Scan the data below for the string "comment". Copy every line where it appears.
— Start RECORDS SUPPLIED —
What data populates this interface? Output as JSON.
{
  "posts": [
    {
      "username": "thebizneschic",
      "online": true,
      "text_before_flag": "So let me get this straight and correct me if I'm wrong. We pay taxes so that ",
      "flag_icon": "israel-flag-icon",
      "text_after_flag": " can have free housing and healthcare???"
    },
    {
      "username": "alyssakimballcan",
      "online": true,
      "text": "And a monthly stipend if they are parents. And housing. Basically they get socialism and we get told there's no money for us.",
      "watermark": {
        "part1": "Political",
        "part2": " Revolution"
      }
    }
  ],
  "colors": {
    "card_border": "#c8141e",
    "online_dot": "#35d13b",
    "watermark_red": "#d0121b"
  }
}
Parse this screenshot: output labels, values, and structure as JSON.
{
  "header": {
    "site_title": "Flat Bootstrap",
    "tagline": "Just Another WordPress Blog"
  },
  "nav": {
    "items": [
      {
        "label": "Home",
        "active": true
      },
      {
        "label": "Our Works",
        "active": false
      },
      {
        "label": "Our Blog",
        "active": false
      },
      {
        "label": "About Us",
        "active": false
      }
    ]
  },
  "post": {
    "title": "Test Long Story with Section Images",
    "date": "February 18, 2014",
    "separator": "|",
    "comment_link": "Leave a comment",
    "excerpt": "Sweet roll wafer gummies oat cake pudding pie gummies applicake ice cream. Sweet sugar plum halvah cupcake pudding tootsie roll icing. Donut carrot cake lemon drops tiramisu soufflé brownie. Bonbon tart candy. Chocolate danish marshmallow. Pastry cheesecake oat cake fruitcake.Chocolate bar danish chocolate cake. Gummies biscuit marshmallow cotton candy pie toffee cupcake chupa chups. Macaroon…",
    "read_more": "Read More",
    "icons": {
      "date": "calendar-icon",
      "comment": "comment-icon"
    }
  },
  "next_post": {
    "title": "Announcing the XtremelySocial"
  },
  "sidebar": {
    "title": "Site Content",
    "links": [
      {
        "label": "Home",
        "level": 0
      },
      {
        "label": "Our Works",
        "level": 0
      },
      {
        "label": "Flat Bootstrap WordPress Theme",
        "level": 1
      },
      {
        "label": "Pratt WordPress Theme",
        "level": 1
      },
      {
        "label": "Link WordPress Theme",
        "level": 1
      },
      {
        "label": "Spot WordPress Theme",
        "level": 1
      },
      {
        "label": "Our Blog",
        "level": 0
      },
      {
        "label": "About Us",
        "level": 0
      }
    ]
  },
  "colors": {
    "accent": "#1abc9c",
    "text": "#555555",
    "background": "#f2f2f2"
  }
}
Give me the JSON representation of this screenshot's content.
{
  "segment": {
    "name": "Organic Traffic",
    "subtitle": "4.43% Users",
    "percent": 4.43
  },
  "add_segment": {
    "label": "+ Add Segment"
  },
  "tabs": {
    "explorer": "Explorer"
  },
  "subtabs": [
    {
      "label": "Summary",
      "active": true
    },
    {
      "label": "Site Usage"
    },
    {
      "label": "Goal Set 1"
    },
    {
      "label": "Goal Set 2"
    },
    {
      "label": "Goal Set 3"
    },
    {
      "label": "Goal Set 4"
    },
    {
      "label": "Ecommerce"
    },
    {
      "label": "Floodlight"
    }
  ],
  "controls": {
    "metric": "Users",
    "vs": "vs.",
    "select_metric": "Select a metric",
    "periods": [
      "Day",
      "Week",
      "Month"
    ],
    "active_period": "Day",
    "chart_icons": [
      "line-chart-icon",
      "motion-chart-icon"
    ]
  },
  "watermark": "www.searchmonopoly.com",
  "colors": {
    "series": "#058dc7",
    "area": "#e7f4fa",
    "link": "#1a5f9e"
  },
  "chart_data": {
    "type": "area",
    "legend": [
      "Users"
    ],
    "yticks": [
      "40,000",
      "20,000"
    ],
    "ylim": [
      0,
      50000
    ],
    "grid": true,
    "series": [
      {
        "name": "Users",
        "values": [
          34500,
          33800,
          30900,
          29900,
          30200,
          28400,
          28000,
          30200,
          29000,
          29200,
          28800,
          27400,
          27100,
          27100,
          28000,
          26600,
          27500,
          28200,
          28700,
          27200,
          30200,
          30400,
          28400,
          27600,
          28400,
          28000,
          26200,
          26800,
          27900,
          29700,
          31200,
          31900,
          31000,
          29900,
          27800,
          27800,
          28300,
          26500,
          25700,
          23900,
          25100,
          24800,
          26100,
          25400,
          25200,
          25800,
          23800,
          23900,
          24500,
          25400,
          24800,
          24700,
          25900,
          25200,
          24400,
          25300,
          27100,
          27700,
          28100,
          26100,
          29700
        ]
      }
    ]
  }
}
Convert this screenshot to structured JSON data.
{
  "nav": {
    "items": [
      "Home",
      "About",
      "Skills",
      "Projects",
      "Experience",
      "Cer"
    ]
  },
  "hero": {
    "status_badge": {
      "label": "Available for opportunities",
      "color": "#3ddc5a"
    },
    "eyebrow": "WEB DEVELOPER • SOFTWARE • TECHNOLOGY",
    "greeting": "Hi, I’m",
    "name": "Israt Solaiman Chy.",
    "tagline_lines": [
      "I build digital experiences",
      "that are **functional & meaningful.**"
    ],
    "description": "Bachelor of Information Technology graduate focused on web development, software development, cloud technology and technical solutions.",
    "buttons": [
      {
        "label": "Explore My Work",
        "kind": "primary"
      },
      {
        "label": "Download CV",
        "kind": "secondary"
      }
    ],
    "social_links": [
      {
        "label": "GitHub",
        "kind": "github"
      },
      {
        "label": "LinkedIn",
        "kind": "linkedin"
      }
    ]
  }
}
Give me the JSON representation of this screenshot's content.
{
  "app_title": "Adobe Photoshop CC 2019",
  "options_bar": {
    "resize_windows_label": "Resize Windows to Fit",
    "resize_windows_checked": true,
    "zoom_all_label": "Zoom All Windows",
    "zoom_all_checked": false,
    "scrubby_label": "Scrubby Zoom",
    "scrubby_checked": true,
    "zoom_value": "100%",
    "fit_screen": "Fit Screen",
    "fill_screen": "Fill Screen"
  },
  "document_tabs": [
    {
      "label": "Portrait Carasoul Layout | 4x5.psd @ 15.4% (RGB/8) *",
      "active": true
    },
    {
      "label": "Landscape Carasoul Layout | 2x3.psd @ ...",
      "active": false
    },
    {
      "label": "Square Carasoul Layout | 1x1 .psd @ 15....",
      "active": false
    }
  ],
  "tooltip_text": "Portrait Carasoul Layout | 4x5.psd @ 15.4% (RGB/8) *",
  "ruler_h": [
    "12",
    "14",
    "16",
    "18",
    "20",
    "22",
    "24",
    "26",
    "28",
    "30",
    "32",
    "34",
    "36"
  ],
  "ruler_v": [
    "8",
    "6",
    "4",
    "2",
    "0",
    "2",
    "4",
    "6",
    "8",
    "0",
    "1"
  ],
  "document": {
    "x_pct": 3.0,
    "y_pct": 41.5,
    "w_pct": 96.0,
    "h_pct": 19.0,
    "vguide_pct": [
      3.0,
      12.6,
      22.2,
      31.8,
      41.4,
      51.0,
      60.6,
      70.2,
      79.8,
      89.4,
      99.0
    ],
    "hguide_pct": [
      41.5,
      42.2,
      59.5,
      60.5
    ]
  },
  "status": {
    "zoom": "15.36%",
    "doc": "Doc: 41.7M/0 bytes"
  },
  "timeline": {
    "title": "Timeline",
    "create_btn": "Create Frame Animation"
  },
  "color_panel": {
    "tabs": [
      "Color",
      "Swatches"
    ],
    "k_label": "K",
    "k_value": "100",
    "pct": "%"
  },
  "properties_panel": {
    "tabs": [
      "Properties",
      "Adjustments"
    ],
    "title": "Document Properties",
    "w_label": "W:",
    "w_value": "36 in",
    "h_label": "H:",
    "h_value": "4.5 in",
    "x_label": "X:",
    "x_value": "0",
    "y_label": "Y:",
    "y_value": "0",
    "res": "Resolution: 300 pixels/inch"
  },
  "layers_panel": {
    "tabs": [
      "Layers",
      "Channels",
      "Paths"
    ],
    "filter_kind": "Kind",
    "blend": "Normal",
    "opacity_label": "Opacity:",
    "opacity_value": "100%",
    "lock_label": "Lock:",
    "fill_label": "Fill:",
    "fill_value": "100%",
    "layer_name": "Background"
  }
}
— End RECORDS SUPPLIED —
ANSWER
    "comment_link": "Leave a comment",
      "comment": "comment-icon"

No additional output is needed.